Rows =
***
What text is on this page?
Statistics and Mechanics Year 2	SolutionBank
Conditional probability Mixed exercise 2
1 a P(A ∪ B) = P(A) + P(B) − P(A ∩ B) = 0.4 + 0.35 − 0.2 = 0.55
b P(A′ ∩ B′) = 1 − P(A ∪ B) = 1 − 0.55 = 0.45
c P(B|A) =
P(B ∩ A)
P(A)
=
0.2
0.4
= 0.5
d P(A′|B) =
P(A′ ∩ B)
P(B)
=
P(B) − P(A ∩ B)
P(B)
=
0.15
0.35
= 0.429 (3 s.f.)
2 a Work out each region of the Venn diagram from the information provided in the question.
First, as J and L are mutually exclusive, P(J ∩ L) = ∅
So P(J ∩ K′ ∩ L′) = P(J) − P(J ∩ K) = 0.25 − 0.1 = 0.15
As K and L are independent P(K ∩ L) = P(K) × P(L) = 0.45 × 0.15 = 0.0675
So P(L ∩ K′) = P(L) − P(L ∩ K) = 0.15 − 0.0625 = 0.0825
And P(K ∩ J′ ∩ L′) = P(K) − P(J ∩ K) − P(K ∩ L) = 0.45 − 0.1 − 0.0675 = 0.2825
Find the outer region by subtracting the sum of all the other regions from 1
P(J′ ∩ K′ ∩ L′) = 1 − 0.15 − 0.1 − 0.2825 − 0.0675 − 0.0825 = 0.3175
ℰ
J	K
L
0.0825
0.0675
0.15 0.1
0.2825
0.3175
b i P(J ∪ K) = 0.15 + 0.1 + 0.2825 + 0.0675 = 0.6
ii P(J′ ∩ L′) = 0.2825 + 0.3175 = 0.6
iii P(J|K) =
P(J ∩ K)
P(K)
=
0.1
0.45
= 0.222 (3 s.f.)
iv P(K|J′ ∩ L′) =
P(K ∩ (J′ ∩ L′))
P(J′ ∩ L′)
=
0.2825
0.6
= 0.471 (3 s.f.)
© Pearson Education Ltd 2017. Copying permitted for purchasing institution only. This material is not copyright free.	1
***
The task =
Your task is to repeat every line exactly.

Task solution =
What text is on this page?
Statistics and Mechanics Year 2	SolutionBank
Conditional probability Mixed exercise 2
1 a P(A ∪ B) = P(A) + P(B) − P(A ∩ B) = 0.4 + 0.35 − 0.2 = 0.55
b P(A′ ∩ B′) = 1 − P(A ∪ B) = 1 − 0.55 = 0.45
c P(B|A) =
P(B ∩ A)
P(A)
=
0.2
0.4
= 0.5
d P(A′|B) =
P(A′ ∩ B)
P(B)
=
P(B) − P(A ∩ B)
P(B)
=
0.15
0.35
= 0.429 (3 s.f.)
2 a Work out each region of the Venn diagram from the information provided in the question.
First, as J and L are mutually exclusive, P(J ∩ L) = ∅
So P(J ∩ K′ ∩ L′) = P(J) − P(J ∩ K) = 0.25 − 0.1 = 0.15
As K and L are independent P(K ∩ L) = P(K) × P(L) = 0.45 × 0.15 = 0.0675
So P(L ∩ K′) = P(L) − P(L ∩ K) = 0.15 − 0.0625 = 0.0825
And P(K ∩ J′ ∩ L′) = P(K) − P(J ∩ K) − P(K ∩ L) = 0.45 − 0.1 − 0.0675 = 0.2825
Find the outer region by subtracting the sum of all the other regions from 1
P(J′ ∩ K′ ∩ L′) = 1 − 0.15 − 0.1 − 0.2825 − 0.0675 − 0.0825 = 0.3175
ℰ
J	K
L
0.0825
0.0675
0.15 0.1
0.2825
0.3175
b i P(J ∪ K) = 0.15 + 0.1 + 0.2825 + 0.0675 = 0.6
ii P(J′ ∩ L′) = 0.2825 + 0.3175 = 0.6
iii P(J|K) =
P(J ∩ K)
P(K)
=
0.1
0.45
= 0.222 (3 s.f.)
iv P(K|J′ ∩ L′) =
P(K ∩ (J′ ∩ L′))
P(J′ ∩ L′)
=
0.2825
0.6
= 0.471 (3 s.f.)
© Pearson Education Ltd 2017. Copying permitted for purchasing institution only. This material is not copyright free.	1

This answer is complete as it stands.